EXCERPTED DATA -
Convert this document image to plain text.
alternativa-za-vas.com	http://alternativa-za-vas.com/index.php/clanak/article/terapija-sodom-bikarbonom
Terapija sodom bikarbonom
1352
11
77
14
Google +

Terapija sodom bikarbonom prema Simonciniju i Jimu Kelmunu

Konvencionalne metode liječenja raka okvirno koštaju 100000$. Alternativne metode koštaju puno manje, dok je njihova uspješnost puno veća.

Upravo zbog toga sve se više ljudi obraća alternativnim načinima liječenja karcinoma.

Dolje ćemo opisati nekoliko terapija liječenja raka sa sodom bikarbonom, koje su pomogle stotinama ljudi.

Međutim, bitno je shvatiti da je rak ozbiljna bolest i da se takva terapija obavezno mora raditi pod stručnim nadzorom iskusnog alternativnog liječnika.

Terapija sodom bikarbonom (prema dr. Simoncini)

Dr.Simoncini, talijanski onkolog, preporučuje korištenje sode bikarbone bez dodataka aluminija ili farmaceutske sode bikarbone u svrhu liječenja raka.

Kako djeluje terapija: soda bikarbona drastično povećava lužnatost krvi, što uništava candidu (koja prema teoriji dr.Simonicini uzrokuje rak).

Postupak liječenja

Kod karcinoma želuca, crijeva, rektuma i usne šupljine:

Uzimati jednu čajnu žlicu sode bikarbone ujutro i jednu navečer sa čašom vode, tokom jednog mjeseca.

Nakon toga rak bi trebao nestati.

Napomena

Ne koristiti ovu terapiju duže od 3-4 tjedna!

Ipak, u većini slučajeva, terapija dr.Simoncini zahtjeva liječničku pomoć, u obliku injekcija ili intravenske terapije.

---

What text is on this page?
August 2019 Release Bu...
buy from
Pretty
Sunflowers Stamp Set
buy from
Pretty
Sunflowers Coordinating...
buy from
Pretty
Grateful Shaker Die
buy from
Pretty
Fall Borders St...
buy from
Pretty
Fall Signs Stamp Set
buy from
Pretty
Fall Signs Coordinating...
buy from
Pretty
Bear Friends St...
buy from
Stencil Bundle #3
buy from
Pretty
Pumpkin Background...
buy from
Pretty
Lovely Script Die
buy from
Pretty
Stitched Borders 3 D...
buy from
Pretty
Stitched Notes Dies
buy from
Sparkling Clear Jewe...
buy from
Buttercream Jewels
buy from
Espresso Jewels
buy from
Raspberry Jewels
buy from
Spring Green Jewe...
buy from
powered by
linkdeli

==

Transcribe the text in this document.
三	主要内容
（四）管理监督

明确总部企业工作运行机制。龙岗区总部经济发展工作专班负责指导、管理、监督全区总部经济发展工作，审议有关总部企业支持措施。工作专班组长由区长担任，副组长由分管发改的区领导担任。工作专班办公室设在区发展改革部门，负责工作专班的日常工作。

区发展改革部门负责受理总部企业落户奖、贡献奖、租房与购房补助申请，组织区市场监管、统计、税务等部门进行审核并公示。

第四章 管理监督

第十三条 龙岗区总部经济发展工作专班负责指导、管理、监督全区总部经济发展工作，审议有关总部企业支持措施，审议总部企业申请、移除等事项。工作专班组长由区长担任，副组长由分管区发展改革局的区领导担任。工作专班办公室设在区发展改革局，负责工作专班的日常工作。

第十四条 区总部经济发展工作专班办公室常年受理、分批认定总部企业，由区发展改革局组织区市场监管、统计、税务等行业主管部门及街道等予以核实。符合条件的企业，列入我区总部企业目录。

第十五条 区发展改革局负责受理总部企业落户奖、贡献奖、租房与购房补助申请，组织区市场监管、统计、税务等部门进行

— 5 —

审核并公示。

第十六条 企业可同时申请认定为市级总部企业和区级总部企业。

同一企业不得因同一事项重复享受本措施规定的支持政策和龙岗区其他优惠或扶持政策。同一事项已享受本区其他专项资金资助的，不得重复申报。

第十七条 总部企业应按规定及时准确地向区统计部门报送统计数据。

GOAL OF THE EXERCISE - Each line in the entries above that includes the string "toga" should be extracted.

EXPECTED OUTPUT -
Upravo zbog toga sve se više ljudi obraća alternativnim načinima liječenja karcinoma.
Nakon toga rak bi trebao nestati.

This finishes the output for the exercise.